Collected data entries
---

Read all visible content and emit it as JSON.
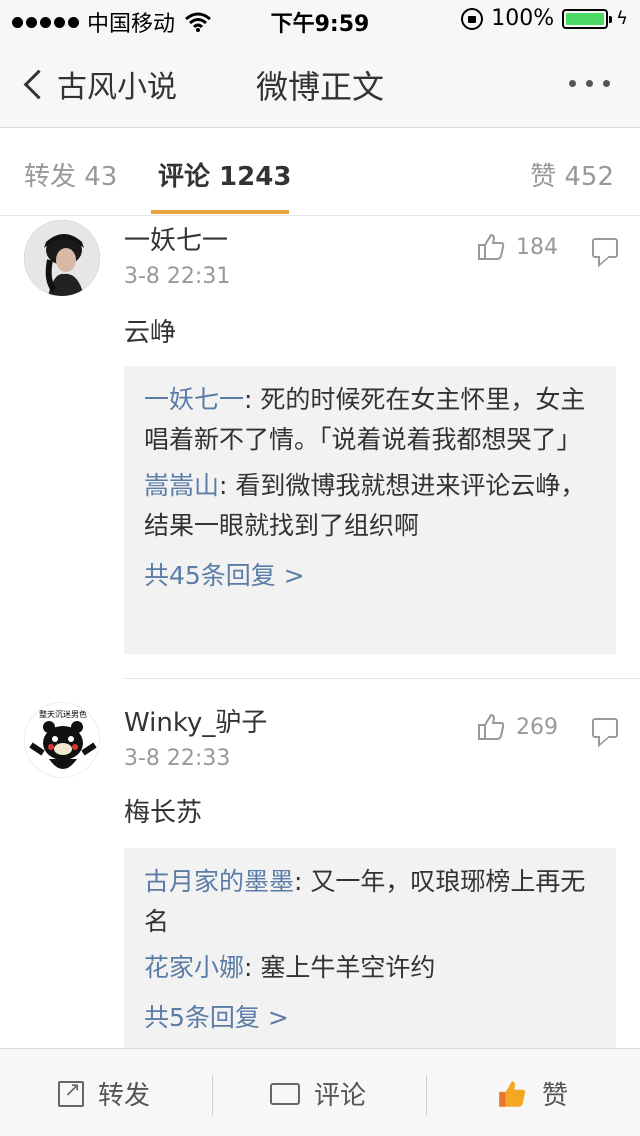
{
  "status_bar": {
    "carrier": "中国移动",
    "time": "下午9:59",
    "battery": "100%"
  },
  "nav": {
    "back_label": "古风小说",
    "title": "微博正文"
  },
  "tabs": {
    "repost": "转发 43",
    "comments": "评论 1243",
    "likes": "赞 452"
  },
  "comments": [
    {
      "name": "一妖七一",
      "time": "3-8 22:31",
      "likes": "184",
      "text": "云峥",
      "replies": [
        {
          "author": "一妖七一",
          "text": ": 死的时候死在女主怀里，女主唱着新不了情。「说着说着我都想哭了」"
        },
        {
          "author": "嵩嵩山",
          "text": ": 看到微博我就想进来评论云峥，结果一眼就找到了组织啊"
        }
      ],
      "more": "共45条回复 >"
    },
    {
      "name": "Winky_驴子",
      "time": "3-8 22:33",
      "likes": "269",
      "text": "梅长苏",
      "avatar_caption": "整天沉迷男色",
      "replies": [
        {
          "author": "古月家的墨墨",
          "text": ": 又一年，叹琅琊榜上再无名"
        },
        {
          "author": "花家小娜",
          "text": ": 塞上牛羊空许约"
        }
      ],
      "more": "共5条回复 >"
    }
  ],
  "bottom_bar": {
    "repost": "转发",
    "comment": "评论",
    "like": "赞"
  },
  "colors": {
    "accent": "#e8a23d",
    "link": "#5a7ca6",
    "battery": "#4cd964"
  }
}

---

Task objective
Make an exact copy of every entry above, minus the images.

Solution to the exercise
Read all visible content and emit it as JSON.
{
  "status_bar": {
    "carrier": "中国移动",
    "time": "下午9:59",
    "battery": "100%"
  },
  "nav": {
    "back_label": "古风小说",
    "title": "微博正文"
  },
  "tabs": {
    "repost": "转发 43",
    "comments": "评论 1243",
    "likes": "赞 452"
  },
  "comments": [
    {
      "name": "一妖七一",
      "time": "3-8 22:31",
      "likes": "184",
      "text": "云峥",
      "replies": [
        {
          "author": "一妖七一",
          "text": ": 死的时候死在女主怀里，女主唱着新不了情。「说着说着我都想哭了」"
        },
        {
          "author": "嵩嵩山",
          "text": ": 看到微博我就想进来评论云峥，结果一眼就找到了组织啊"
        }
      ],
      "more": "共45条回复 >"
    },
    {
      "name": "Winky_驴子",
      "time": "3-8 22:33",
      "likes": "269",
      "text": "梅长苏",
      "avatar_caption": "整天沉迷男色",
      "replies": [
        {
          "author": "古月家的墨墨",
          "text": ": 又一年，叹琅琊榜上再无名"
        },
        {
          "author": "花家小娜",
          "text": ": 塞上牛羊空许约"
        }
      ],
      "more": "共5条回复 >"
    }
  ],
  "bottom_bar": {
    "repost": "转发",
    "comment": "评论",
    "like": "赞"
  },
  "colors": {
    "accent": "#e8a23d",
    "link": "#5a7ca6",
    "battery": "#4cd964"
  }
}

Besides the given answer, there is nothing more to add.